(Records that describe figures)
———

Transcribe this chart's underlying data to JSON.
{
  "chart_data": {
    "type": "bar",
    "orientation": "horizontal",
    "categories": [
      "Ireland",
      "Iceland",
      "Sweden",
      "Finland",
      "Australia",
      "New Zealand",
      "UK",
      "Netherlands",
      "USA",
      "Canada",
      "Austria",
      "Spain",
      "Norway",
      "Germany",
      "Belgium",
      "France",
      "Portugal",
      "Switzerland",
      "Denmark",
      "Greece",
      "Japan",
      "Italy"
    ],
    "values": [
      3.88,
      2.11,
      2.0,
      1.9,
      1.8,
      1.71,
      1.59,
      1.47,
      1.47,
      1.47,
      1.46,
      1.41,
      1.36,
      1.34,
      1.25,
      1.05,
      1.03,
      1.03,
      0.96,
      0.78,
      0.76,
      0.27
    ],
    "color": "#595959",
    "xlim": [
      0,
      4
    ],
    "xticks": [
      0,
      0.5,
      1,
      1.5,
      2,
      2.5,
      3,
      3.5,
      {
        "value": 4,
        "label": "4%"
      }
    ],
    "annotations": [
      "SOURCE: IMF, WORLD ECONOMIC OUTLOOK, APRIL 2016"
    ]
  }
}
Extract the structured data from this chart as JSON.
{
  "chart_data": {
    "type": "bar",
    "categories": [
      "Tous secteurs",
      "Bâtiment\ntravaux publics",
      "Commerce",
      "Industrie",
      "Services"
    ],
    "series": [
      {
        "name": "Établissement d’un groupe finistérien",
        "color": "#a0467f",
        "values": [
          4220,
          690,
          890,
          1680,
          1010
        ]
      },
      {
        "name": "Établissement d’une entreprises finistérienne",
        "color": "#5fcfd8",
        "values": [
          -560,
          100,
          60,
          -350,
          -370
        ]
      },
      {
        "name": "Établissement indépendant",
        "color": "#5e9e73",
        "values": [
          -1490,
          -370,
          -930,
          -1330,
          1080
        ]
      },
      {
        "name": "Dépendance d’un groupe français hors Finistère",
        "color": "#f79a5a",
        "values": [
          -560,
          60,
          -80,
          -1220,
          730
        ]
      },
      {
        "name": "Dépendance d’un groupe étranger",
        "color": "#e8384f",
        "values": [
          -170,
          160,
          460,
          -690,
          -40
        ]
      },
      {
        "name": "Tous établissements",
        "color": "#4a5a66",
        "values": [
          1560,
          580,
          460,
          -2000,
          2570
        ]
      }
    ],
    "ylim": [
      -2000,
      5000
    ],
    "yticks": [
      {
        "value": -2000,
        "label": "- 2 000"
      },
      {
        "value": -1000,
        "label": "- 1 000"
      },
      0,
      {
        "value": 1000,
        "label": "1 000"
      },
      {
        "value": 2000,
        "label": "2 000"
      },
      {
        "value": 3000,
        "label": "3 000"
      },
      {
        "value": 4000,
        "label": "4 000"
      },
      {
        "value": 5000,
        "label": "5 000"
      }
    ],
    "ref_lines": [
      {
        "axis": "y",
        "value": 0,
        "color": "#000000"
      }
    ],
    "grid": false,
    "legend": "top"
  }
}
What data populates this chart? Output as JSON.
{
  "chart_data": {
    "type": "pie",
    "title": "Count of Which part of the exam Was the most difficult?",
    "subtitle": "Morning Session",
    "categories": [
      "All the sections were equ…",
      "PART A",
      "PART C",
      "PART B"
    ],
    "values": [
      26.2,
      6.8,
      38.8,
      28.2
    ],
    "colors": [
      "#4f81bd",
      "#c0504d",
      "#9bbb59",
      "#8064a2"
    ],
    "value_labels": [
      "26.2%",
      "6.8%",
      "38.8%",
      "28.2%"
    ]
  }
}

———

(What is required) Check every line for "Dépendance" and show the ones that have it.

(Written response)
        "name": "Dépendance d’un groupe français hors Finistère",
        "name": "Dépendance d’un groupe étranger",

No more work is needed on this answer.